### The exercise
Each entry below is to be printed verbatim.

### Supplied material

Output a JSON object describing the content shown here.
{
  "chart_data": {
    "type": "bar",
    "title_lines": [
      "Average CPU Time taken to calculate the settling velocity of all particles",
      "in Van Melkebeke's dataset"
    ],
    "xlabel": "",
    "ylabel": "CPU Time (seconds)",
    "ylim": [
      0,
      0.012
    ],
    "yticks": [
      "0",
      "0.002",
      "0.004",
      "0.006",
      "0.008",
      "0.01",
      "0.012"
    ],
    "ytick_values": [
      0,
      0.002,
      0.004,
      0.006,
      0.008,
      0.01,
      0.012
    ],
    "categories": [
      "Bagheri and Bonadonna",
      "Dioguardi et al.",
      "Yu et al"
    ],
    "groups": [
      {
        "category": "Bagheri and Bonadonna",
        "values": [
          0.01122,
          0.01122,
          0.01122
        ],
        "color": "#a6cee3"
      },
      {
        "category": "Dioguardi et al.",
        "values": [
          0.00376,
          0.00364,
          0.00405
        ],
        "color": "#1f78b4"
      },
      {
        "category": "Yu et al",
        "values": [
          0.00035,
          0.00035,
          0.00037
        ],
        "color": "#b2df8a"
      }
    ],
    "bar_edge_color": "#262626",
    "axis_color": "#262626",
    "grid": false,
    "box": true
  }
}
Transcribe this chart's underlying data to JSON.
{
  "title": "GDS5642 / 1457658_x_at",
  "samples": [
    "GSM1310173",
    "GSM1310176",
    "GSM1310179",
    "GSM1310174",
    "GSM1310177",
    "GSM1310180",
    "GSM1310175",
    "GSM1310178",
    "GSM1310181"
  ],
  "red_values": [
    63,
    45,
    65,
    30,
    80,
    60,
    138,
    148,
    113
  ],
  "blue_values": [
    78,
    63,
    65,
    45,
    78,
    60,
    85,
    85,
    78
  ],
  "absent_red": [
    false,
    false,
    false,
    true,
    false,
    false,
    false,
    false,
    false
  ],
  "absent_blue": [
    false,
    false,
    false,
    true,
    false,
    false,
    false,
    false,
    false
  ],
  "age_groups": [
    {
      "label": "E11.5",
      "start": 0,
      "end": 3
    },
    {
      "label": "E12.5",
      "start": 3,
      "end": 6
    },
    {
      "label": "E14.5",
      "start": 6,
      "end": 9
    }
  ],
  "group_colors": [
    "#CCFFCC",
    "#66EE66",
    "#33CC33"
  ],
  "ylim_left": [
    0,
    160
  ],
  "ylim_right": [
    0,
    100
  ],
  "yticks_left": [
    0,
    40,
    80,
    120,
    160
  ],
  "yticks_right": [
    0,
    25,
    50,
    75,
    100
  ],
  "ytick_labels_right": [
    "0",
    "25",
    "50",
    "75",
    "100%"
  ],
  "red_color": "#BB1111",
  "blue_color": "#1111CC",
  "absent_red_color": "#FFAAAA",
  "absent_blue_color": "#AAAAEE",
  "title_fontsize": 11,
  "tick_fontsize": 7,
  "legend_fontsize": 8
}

### Full output
Output a JSON object describing the content shown here.
{
  "chart_data": {
    "type": "bar",
    "title_lines": [
      "Average CPU Time taken to calculate the settling velocity of all particles",
      "in Van Melkebeke's dataset"
    ],
    "xlabel": "",
    "ylabel": "CPU Time (seconds)",
    "ylim": [
      0,
      0.012
    ],
    "yticks": [
      "0",
      "0.002",
      "0.004",
      "0.006",
      "0.008",
      "0.01",
      "0.012"
    ],
    "ytick_values": [
      0,
      0.002,
      0.004,
      0.006,
      0.008,
      0.01,
      0.012
    ],
    "categories": [
      "Bagheri and Bonadonna",
      "Dioguardi et al.",
      "Yu et al"
    ],
    "groups": [
      {
        "category": "Bagheri and Bonadonna",
        "values": [
          0.01122,
          0.01122,
          0.01122
        ],
        "color": "#a6cee3"
      },
      {
        "category": "Dioguardi et al.",
        "values": [
          0.00376,
          0.00364,
          0.00405
        ],
        "color": "#1f78b4"
      },
      {
        "category": "Yu et al",
        "values": [
          0.00035,
          0.00035,
          0.00037
        ],
        "color": "#b2df8a"
      }
    ],
    "bar_edge_color": "#262626",
    "axis_color": "#262626",
    "grid": false,
    "box": true
  }
}
Transcribe this chart's underlying data to JSON.
{
  "title": "GDS5642 / 1457658_x_at",
  "samples": [
    "GSM1310173",
    "GSM1310176",
    "GSM1310179",
    "GSM1310174",
    "GSM1310177",
    "GSM1310180",
    "GSM1310175",
    "GSM1310178",
    "GSM1310181"
  ],
  "red_values": [
    63,
    45,
    65,
    30,
    80,
    60,
    138,
    148,
    113
  ],
  "blue_values": [
    78,
    63,
    65,
    45,
    78,
    60,
    85,
    85,
    78
  ],
  "absent_red": [
    false,
    false,
    false,
    true,
    false,
    false,
    false,
    false,
    false
  ],
  "absent_blue": [
    false,
    false,
    false,
    true,
    false,
    false,
    false,
    false,
    false
  ],
  "age_groups": [
    {
      "label": "E11.5",
      "start": 0,
      "end": 3
    },
    {
      "label": "E12.5",
      "start": 3,
      "end": 6
    },
    {
      "label": "E14.5",
      "start": 6,
      "end": 9
    }
  ],
  "group_colors": [
    "#CCFFCC",
    "#66EE66",
    "#33CC33"
  ],
  "ylim_left": [
    0,
    160
  ],
  "ylim_right": [
    0,
    100
  ],
  "yticks_left": [
    0,
    40,
    80,
    120,
    160
  ],
  "yticks_right": [
    0,
    25,
    50,
    75,
    100
  ],
  "ytick_labels_right": [
    "0",
    "25",
    "50",
    "75",
    "100%"
  ],
  "red_color": "#BB1111",
  "blue_color": "#1111CC",
  "absent_red_color": "#FFAAAA",
  "absent_blue_color": "#AAAAEE",
  "title_fontsize": 11,
  "tick_fontsize": 7,
  "legend_fontsize": 8
}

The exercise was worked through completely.